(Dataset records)
* * * *

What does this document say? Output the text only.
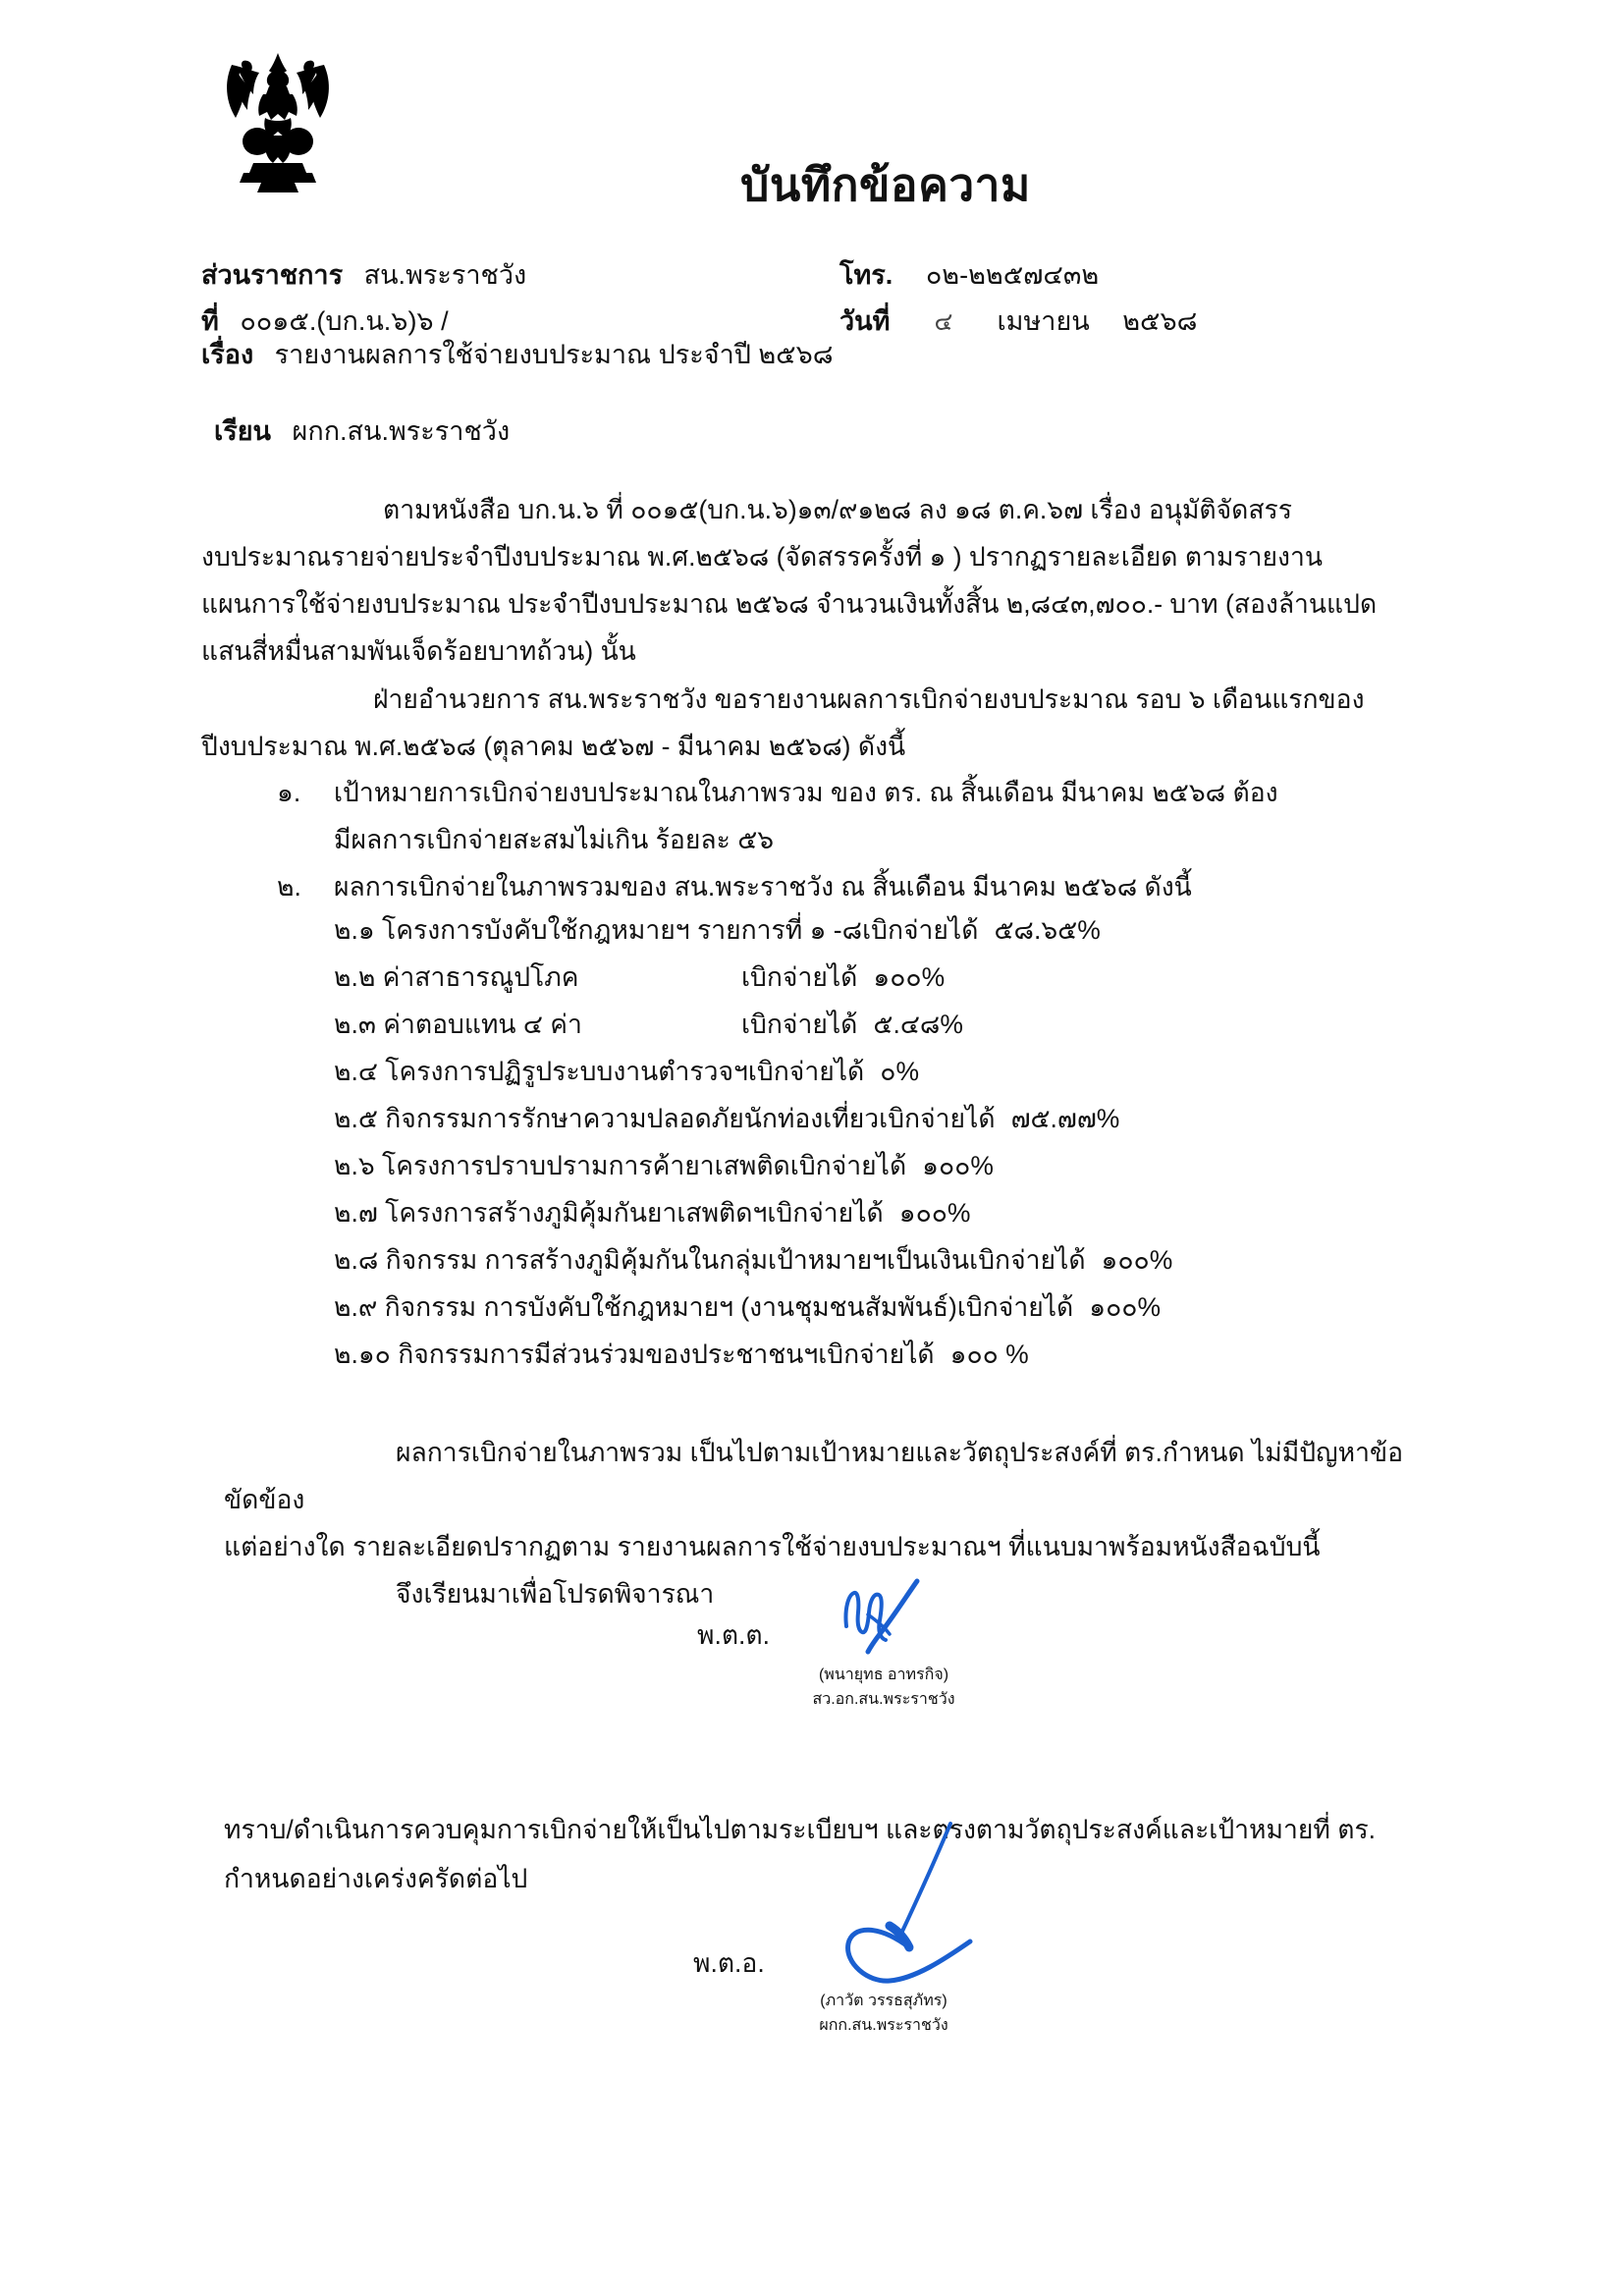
บันทึกข้อความ
ส่วนราชการ สน.พระราชวัง	โทร. ๐๒-๒๒๕๗๔๓๒
ที่ ๐๐๑๕.(บก.น.๖)๖ /	วันที่ ๔ เมษายน ๒๕๖๘
เรื่อง รายงานผลการใช้จ่ายงบประมาณ ประจำปี ๒๕๖๘
เรียน ผกก.สน.พระราชวัง
ตามหนังสือ บก.น.๖ ที่ ๐๐๑๕(บก.น.๖)๑๓/๙๑๒๘ ลง ๑๘ ต.ค.๖๗ เรื่อง อนุมัติจัดสรร
งบประมาณรายจ่ายประจำปีงบประมาณ พ.ศ.๒๕๖๘ (จัดสรรครั้งที่ ๑ ) ปรากฏรายละเอียด ตามรายงาน
แผนการใช้จ่ายงบประมาณ ประจำปีงบประมาณ ๒๕๖๘ จำนวนเงินทั้งสิ้น ๒,๘๔๓,๗๐๐.- บาท (สองล้านแปด
แสนสี่หมื่นสามพันเจ็ดร้อยบาทถ้วน) นั้น
ฝ่ายอำนวยการ สน.พระราชวัง ขอรายงานผลการเบิกจ่ายงบประมาณ รอบ ๖ เดือนแรกของ
ปีงบประมาณ พ.ศ.๒๕๖๘ (ตุลาคม ๒๕๖๗ - มีนาคม ๒๕๖๘) ดังนี้
๑.	เป้าหมายการเบิกจ่ายงบประมาณในภาพรวม ของ ตร. ณ สิ้นเดือน มีนาคม ๒๕๖๘ ต้อง
มีผลการเบิกจ่ายสะสมไม่เกิน ร้อยละ ๕๖
๒.	ผลการเบิกจ่ายในภาพรวมของ สน.พระราชวัง ณ สิ้นเดือน มีนาคม ๒๕๖๘ ดังนี้
๒.๑ โครงการบังคับใช้กฎหมายฯ รายการที่ ๑ -๘ เบิกจ่ายได้ ๕๘.๖๕%
๒.๒ ค่าสาธารณูปโภค	เบิกจ่ายได้ ๑๐๐%
๒.๓ ค่าตอบแทน ๔ ค่า	เบิกจ่ายได้ ๕.๔๘%
๒.๔ โครงการปฏิรูประบบงานตำรวจฯ เบิกจ่ายได้ ๐%
๒.๕ กิจกรรมการรักษาความปลอดภัยนักท่องเที่ยว เบิกจ่ายได้ ๗๕.๗๗%
๒.๖ โครงการปราบปรามการค้ายาเสพติด เบิกจ่ายได้ ๑๐๐%
๒.๗ โครงการสร้างภูมิคุ้มกันยาเสพติดฯ เบิกจ่ายได้ ๑๐๐%
๒.๘ กิจกรรม การสร้างภูมิคุ้มกันในกลุ่มเป้าหมายฯเป็นเงิน เบิกจ่ายได้ ๑๐๐%
๒.๙ กิจกรรม การบังคับใช้กฎหมายฯ (งานชุมชนสัมพันธ์) เบิกจ่ายได้ ๑๐๐%
๒.๑๐ กิจกรรมการมีส่วนร่วมของประชาชนฯ เบิกจ่ายได้ ๑๐๐ %
ผลการเบิกจ่ายในภาพรวม เป็นไปตามเป้าหมายและวัตถุประสงค์ที่ ตร.กำหนด ไม่มีปัญหาข้อขัดข้อง
แต่อย่างใด รายละเอียดปรากฏตาม รายงานผลการใช้จ่ายงบประมาณฯ ที่แนบมาพร้อมหนังสือฉบับนี้
จึงเรียนมาเพื่อโปรดพิจารณา
พ.ต.ต.
(พนายุทธ อาทรกิจ)
สว.อก.สน.พระราชวัง
ทราบ/ดำเนินการควบคุมการเบิกจ่ายให้เป็นไปตามระเบียบฯ และตรงตามวัตถุประสงค์และเป้าหมายที่ ตร.
กำหนดอย่างเคร่งครัดต่อไป
พ.ต.อ.
(ภาวัต วรรธสุภัทร)
ผกก.สน.พระราชวัง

* * * *

Stated goal
Restate every record exactly, please; do not copy the pictures.

Output of the task
What does this document say? Output the text only.
บันทึกข้อความ
ส่วนราชการ สน.พระราชวัง	โทร. ๐๒-๒๒๕๗๔๓๒
ที่ ๐๐๑๕.(บก.น.๖)๖ /	วันที่ ๔ เมษายน ๒๕๖๘
เรื่อง รายงานผลการใช้จ่ายงบประมาณ ประจำปี ๒๕๖๘
เรียน ผกก.สน.พระราชวัง
ตามหนังสือ บก.น.๖ ที่ ๐๐๑๕(บก.น.๖)๑๓/๙๑๒๘ ลง ๑๘ ต.ค.๖๗ เรื่อง อนุมัติจัดสรร
งบประมาณรายจ่ายประจำปีงบประมาณ พ.ศ.๒๕๖๘ (จัดสรรครั้งที่ ๑ ) ปรากฏรายละเอียด ตามรายงาน
แผนการใช้จ่ายงบประมาณ ประจำปีงบประมาณ ๒๕๖๘ จำนวนเงินทั้งสิ้น ๒,๘๔๓,๗๐๐.- บาท (สองล้านแปด
แสนสี่หมื่นสามพันเจ็ดร้อยบาทถ้วน) นั้น
ฝ่ายอำนวยการ สน.พระราชวัง ขอรายงานผลการเบิกจ่ายงบประมาณ รอบ ๖ เดือนแรกของ
ปีงบประมาณ พ.ศ.๒๕๖๘ (ตุลาคม ๒๕๖๗ - มีนาคม ๒๕๖๘) ดังนี้
๑.	เป้าหมายการเบิกจ่ายงบประมาณในภาพรวม ของ ตร. ณ สิ้นเดือน มีนาคม ๒๕๖๘ ต้อง
มีผลการเบิกจ่ายสะสมไม่เกิน ร้อยละ ๕๖
๒.	ผลการเบิกจ่ายในภาพรวมของ สน.พระราชวัง ณ สิ้นเดือน มีนาคม ๒๕๖๘ ดังนี้
๒.๑ โครงการบังคับใช้กฎหมายฯ รายการที่ ๑ -๘ เบิกจ่ายได้ ๕๘.๖๕%
๒.๒ ค่าสาธารณูปโภค	เบิกจ่ายได้ ๑๐๐%
๒.๓ ค่าตอบแทน ๔ ค่า	เบิกจ่ายได้ ๕.๔๘%
๒.๔ โครงการปฏิรูประบบงานตำรวจฯ เบิกจ่ายได้ ๐%
๒.๕ กิจกรรมการรักษาความปลอดภัยนักท่องเที่ยว เบิกจ่ายได้ ๗๕.๗๗%
๒.๖ โครงการปราบปรามการค้ายาเสพติด เบิกจ่ายได้ ๑๐๐%
๒.๗ โครงการสร้างภูมิคุ้มกันยาเสพติดฯ เบิกจ่ายได้ ๑๐๐%
๒.๘ กิจกรรม การสร้างภูมิคุ้มกันในกลุ่มเป้าหมายฯเป็นเงิน เบิกจ่ายได้ ๑๐๐%
๒.๙ กิจกรรม การบังคับใช้กฎหมายฯ (งานชุมชนสัมพันธ์) เบิกจ่ายได้ ๑๐๐%
๒.๑๐ กิจกรรมการมีส่วนร่วมของประชาชนฯ เบิกจ่ายได้ ๑๐๐ %
ผลการเบิกจ่ายในภาพรวม เป็นไปตามเป้าหมายและวัตถุประสงค์ที่ ตร.กำหนด ไม่มีปัญหาข้อขัดข้อง
แต่อย่างใด รายละเอียดปรากฏตาม รายงานผลการใช้จ่ายงบประมาณฯ ที่แนบมาพร้อมหนังสือฉบับนี้
จึงเรียนมาเพื่อโปรดพิจารณา
พ.ต.ต.
(พนายุทธ อาทรกิจ)
สว.อก.สน.พระราชวัง
ทราบ/ดำเนินการควบคุมการเบิกจ่ายให้เป็นไปตามระเบียบฯ และตรงตามวัตถุประสงค์และเป้าหมายที่ ตร.
กำหนดอย่างเคร่งครัดต่อไป
พ.ต.อ.
(ภาวัต วรรธสุภัทร)
ผกก.สน.พระราชวัง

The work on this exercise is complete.